*Task material:*
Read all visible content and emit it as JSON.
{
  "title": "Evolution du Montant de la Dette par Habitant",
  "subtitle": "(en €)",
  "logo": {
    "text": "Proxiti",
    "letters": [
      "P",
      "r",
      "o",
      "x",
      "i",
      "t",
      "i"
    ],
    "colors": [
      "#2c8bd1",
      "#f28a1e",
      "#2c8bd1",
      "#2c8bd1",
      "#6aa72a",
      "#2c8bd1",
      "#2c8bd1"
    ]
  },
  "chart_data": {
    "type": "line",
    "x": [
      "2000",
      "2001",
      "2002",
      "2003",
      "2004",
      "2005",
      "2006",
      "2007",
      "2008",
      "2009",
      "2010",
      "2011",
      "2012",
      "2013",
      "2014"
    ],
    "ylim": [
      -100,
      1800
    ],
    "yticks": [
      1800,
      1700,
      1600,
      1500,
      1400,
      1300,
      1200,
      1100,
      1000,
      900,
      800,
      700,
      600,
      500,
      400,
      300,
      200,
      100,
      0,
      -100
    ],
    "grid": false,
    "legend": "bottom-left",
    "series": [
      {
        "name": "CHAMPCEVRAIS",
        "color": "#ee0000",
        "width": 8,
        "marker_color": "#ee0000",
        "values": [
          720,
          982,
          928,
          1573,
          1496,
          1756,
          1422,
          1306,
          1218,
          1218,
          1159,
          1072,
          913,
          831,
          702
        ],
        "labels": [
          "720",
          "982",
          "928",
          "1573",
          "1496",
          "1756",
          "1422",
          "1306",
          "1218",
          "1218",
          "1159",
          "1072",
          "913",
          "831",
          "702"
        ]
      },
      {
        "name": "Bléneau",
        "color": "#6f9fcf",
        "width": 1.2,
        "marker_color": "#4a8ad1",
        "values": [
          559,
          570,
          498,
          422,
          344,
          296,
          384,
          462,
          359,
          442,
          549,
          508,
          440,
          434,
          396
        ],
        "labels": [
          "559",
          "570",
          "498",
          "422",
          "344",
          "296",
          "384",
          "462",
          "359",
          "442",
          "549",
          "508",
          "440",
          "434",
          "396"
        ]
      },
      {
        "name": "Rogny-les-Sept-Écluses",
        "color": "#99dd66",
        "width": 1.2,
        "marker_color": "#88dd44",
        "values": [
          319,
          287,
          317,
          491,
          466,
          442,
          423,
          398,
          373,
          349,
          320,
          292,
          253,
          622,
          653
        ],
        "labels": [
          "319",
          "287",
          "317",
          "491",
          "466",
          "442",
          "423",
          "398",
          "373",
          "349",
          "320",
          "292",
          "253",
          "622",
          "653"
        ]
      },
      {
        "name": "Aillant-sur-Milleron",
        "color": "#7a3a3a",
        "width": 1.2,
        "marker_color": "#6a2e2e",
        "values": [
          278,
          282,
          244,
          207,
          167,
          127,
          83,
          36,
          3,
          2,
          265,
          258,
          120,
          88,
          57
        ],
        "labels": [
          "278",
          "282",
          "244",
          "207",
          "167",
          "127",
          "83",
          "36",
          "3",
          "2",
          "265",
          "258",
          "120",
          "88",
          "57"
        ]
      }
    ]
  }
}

*Exercise directions:* Reproduce the records above exactly as they appear.

*Finished answer:*
Read all visible content and emit it as JSON.
{
  "title": "Evolution du Montant de la Dette par Habitant",
  "subtitle": "(en €)",
  "logo": {
    "text": "Proxiti",
    "letters": [
      "P",
      "r",
      "o",
      "x",
      "i",
      "t",
      "i"
    ],
    "colors": [
      "#2c8bd1",
      "#f28a1e",
      "#2c8bd1",
      "#2c8bd1",
      "#6aa72a",
      "#2c8bd1",
      "#2c8bd1"
    ]
  },
  "chart_data": {
    "type": "line",
    "x": [
      "2000",
      "2001",
      "2002",
      "2003",
      "2004",
      "2005",
      "2006",
      "2007",
      "2008",
      "2009",
      "2010",
      "2011",
      "2012",
      "2013",
      "2014"
    ],
    "ylim": [
      -100,
      1800
    ],
    "yticks": [
      1800,
      1700,
      1600,
      1500,
      1400,
      1300,
      1200,
      1100,
      1000,
      900,
      800,
      700,
      600,
      500,
      400,
      300,
      200,
      100,
      0,
      -100
    ],
    "grid": false,
    "legend": "bottom-left",
    "series": [
      {
        "name": "CHAMPCEVRAIS",
        "color": "#ee0000",
        "width": 8,
        "marker_color": "#ee0000",
        "values": [
          720,
          982,
          928,
          1573,
          1496,
          1756,
          1422,
          1306,
          1218,
          1218,
          1159,
          1072,
          913,
          831,
          702
        ],
        "labels": [
          "720",
          "982",
          "928",
          "1573",
          "1496",
          "1756",
          "1422",
          "1306",
          "1218",
          "1218",
          "1159",
          "1072",
          "913",
          "831",
          "702"
        ]
      },
      {
        "name": "Bléneau",
        "color": "#6f9fcf",
        "width": 1.2,
        "marker_color": "#4a8ad1",
        "values": [
          559,
          570,
          498,
          422,
          344,
          296,
          384,
          462,
          359,
          442,
          549,
          508,
          440,
          434,
          396
        ],
        "labels": [
          "559",
          "570",
          "498",
          "422",
          "344",
          "296",
          "384",
          "462",
          "359",
          "442",
          "549",
          "508",
          "440",
          "434",
          "396"
        ]
      },
      {
        "name": "Rogny-les-Sept-Écluses",
        "color": "#99dd66",
        "width": 1.2,
        "marker_color": "#88dd44",
        "values": [
          319,
          287,
          317,
          491,
          466,
          442,
          423,
          398,
          373,
          349,
          320,
          292,
          253,
          622,
          653
        ],
        "labels": [
          "319",
          "287",
          "317",
          "491",
          "466",
          "442",
          "423",
          "398",
          "373",
          "349",
          "320",
          "292",
          "253",
          "622",
          "653"
        ]
      },
      {
        "name": "Aillant-sur-Milleron",
        "color": "#7a3a3a",
        "width": 1.2,
        "marker_color": "#6a2e2e",
        "values": [
          278,
          282,
          244,
          207,
          167,
          127,
          83,
          36,
          3,
          2,
          265,
          258,
          120,
          88,
          57
        ],
        "labels": [
          "278",
          "282",
          "244",
          "207",
          "167",
          "127",
          "83",
          "36",
          "3",
          "2",
          "265",
          "258",
          "120",
          "88",
          "57"
        ]
      }
    ]
  }
}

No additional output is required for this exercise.